SHORT EXERCISE → Check each line of the data below for the word "ExpoRoot", then extract the ones that have it.

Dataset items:
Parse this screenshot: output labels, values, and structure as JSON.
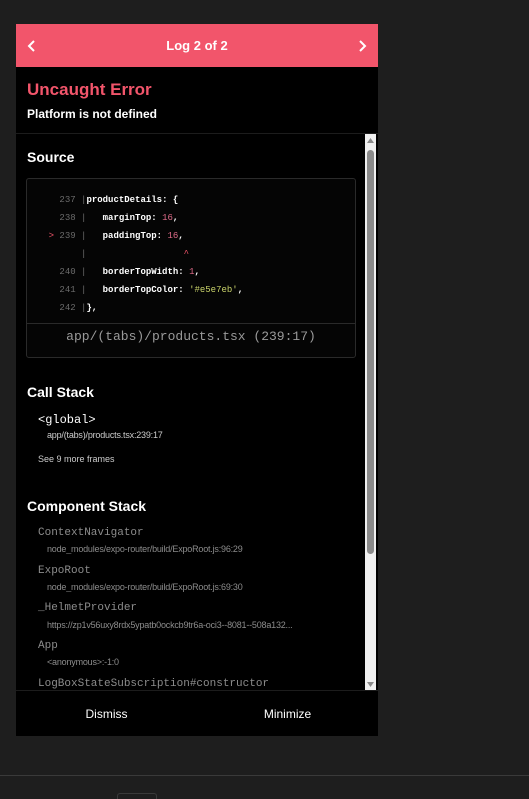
{
  "header": {
    "title": "Log 2 of 2",
    "prev_icon": "chevron-left-icon",
    "next_icon": "chevron-right-icon"
  },
  "error": {
    "title": "Uncaught Error",
    "message": "Platform is not defined"
  },
  "source": {
    "heading": "Source",
    "lines": [
      {
        "marker": "  ",
        "num": "237",
        "sep": " |",
        "key": "productDetails",
        "rest": ": {",
        "val": "",
        "valType": "",
        "end": ""
      },
      {
        "marker": "  ",
        "num": "238",
        "sep": " |   ",
        "key": "marginTop",
        "rest": ": ",
        "val": "16",
        "valType": "num",
        "end": ","
      },
      {
        "marker": "> ",
        "num": "239",
        "sep": " |   ",
        "key": "paddingTop",
        "rest": ": ",
        "val": "16",
        "valType": "num",
        "end": ","
      },
      {
        "marker": "  ",
        "num": "   ",
        "sep": " |",
        "key": "",
        "rest": "",
        "val": "",
        "valType": "",
        "end": "",
        "caret": "                  ^"
      },
      {
        "marker": "  ",
        "num": "240",
        "sep": " |   ",
        "key": "borderTopWidth",
        "rest": ": ",
        "val": "1",
        "valType": "num",
        "end": ","
      },
      {
        "marker": "  ",
        "num": "241",
        "sep": " |   ",
        "key": "borderTopColor",
        "rest": ": ",
        "val": "'#e5e7eb'",
        "valType": "str",
        "end": ","
      },
      {
        "marker": "  ",
        "num": "242",
        "sep": " |",
        "key": "",
        "rest": "},",
        "val": "",
        "valType": "",
        "end": ""
      }
    ],
    "file": "app/(tabs)/products.tsx (239:17)"
  },
  "call_stack": {
    "heading": "Call Stack",
    "frames": [
      {
        "fn": "<global>",
        "loc": "app/(tabs)/products.tsx:239:17"
      }
    ],
    "see_more": "See 9 more frames"
  },
  "component_stack": {
    "heading": "Component Stack",
    "items": [
      {
        "name": "ContextNavigator",
        "loc": "node_modules/expo-router/build/ExpoRoot.js:96:29"
      },
      {
        "name": "ExpoRoot",
        "loc": "node_modules/expo-router/build/ExpoRoot.js:69:30"
      },
      {
        "name": "_HelmetProvider",
        "loc": "https://zp1v56uxy8rdx5ypatb0ockcb9tr6a-oci3--8081--508a132..."
      },
      {
        "name": "App",
        "loc": "<anonymous>:-1:0"
      },
      {
        "name": "LogBoxStateSubscription#constructor",
        "loc": ""
      }
    ]
  },
  "footer": {
    "dismiss": "Dismiss",
    "minimize": "Minimize"
  },
  "colors": {
    "accent": "#f2556b",
    "background": "#000000",
    "page": "#1e1e1e"
  }
}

SOLUTION →
        "loc": "node_modules/expo-router/build/ExpoRoot.js:96:29"
        "name": "ExpoRoot",
        "loc": "node_modules/expo-router/build/ExpoRoot.js:69:30"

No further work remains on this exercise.